### Given request 1:
In the text on the SCSI INQUIRY command, what does the fifth byte of that command specify?
### Given request 2:
Decide whether each statement agrees with the text on the SCSI INQUIRY command. Answer yes or no and quote the words that decide it. (a) Because the top three bits of the first byte are all zero, the command is a six-byte command. (b) Newer SCSI drives are expected to return 30 bytes instead of 148. (c) In the table of device types, the code for a scanner is $08.

C923: 12 00 00 00 1E 00

Reaching back to our crash course on SCSI commands, we can see by the first 
byte, since the top three bits are all zero, that this must be a six-byte 
command.  And after that, uh, well, we don't really know much of anything.  So 
after digging around some more for something even remotely relevant, I found a 
document dealing with SCSI-2 and SCSI-3 hard disk interfacing--which told me, 
first of all, that $12 was the INQUIRY command, and second, that the fifth byte 
in the command was the length of the message that the Initiator was expecting 
back from the target in response to this command.  Progress!

CD2D: 20 CB CF  JSR  $CFCB   ; Call bank 16:0 (Do INQUIRY command)
CD30: A5 4F     LDA  $4F
CD32: F0 05     BEQ  $CD39   ; Skip over if no error

And this, as we now know, does the phase to phase dance from start to finish, 
and checks the resulting error code to do any necessary error handling.  But 
what of the response?  How do we know what to say from our emulated hard disk 
back to the firmware?  The hard disk interface document had something that 
looked plausible, if overlong (it seems that latter day SCSI drives are 
expected to return 148 bytes instead of 30).  So I expected that I could adapt 
that to suit the purposes of the emulation.

It was obvious that I had to write code to handle more than just the TEST UNIT 
READY command, and that it had to be able to send and receive data over the 
SCSI bus, which it, in its current state, couldn't do.  Eventually I was able 
to get that working and I could see that the firmware was successfully 
negotiating the INQUIRY command *and* coming to the conclusion that it was 
talking to a hard disk.  More progress!

And, as it turns out, this first call in bank 3:1 is what determines what the 
device we're talking to actually is, and it sets up appropriate memory 
locations to signal that to other parts of the firmware.  This is another one 
of those places where the "Technical Manual for the Apple SCSI Card" had a 
useful tidbit, namely a small table that looked something like this:

Code  Device Type
------------------------------
$03   Nonspecific SCSI
$05   CD-ROM
$06   Direct-access tape drive
$07   Hard disk
$08   Scanner
$09   Printer

These device codes are different from the device codes that the INQUIRY command 
returns, and this bit of code also does the translation from one to the other.

### Extracted entries:
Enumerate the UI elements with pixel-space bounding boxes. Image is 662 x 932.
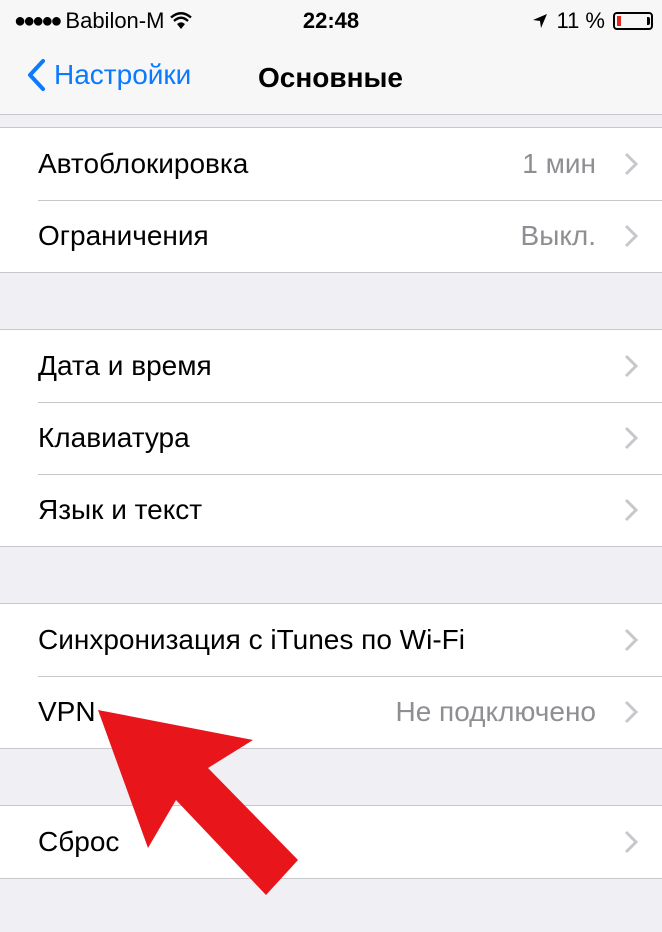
row-value: 1 мин <box>522 148 596 179</box>
back-button-label: Настройки <box>54 59 192 90</box>
row-autolock[interactable]: Автоблокировка 1 мин <box>0 128 662 200</box>
chevron-right-icon <box>624 628 638 652</box>
row-label: Ограничения <box>38 220 209 251</box>
page-title: Основные <box>258 62 403 93</box>
row-language-text[interactable]: Язык и текст <box>0 474 662 546</box>
chevron-right-icon <box>624 830 638 854</box>
row-date-time[interactable]: Дата и время <box>0 330 662 402</box>
row-restrictions[interactable]: Ограничения Выкл. <box>0 200 662 272</box>
battery-icon <box>613 12 653 30</box>
row-value: Выкл. <box>520 220 596 251</box>
chevron-right-icon <box>624 224 638 248</box>
location-arrow-icon <box>533 14 548 28</box>
row-label: Язык и текст <box>38 494 203 525</box>
settings-group-input: Дата и время Клавиатура Язык и текст <box>0 329 662 547</box>
row-label: VPN <box>38 696 96 727</box>
settings-group-lock: Автоблокировка 1 мин Ограничения Выкл. <box>0 127 662 273</box>
row-itunes-wifi-sync[interactable]: Синхронизация с iTunes по Wi-Fi <box>0 604 662 676</box>
status-bar: ●●●●● Babilon-M 22:48 11 % <box>0 0 662 40</box>
chevron-right-icon <box>624 152 638 176</box>
battery-level <box>617 16 621 26</box>
chevron-right-icon <box>624 354 638 378</box>
battery-percent: 11 % <box>556 8 605 33</box>
row-label: Синхронизация с iTunes по Wi-Fi <box>38 624 465 655</box>
chevron-left-icon <box>28 59 45 91</box>
navigation-bar: Настройки Основные <box>0 40 662 115</box>
back-button[interactable]: Настройки <box>26 58 191 92</box>
chevron-right-icon <box>624 498 638 522</box>
row-value: Не подключено <box>395 696 596 727</box>
chevron-right-icon <box>624 426 638 450</box>
red-arrow-icon <box>98 710 298 895</box>
row-label: Автоблокировка <box>38 148 249 179</box>
row-keyboard[interactable]: Клавиатура <box>0 402 662 474</box>
status-right: 11 % <box>532 8 653 34</box>
row-label: Дата и время <box>38 350 212 381</box>
row-label: Клавиатура <box>38 422 190 453</box>
chevron-right-icon <box>624 700 638 724</box>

### Full answer 1:
It specifies the length of the message the Initiator expects back from the target in response to the command.

### Full answer 2:
(a) Yes: "since the top three bits are all zero, that this must be a six-byte command"
(b) No: "latter day SCSI drives are expected to return 148 bytes instead of 30"
(c) Yes: "$08   Scanner"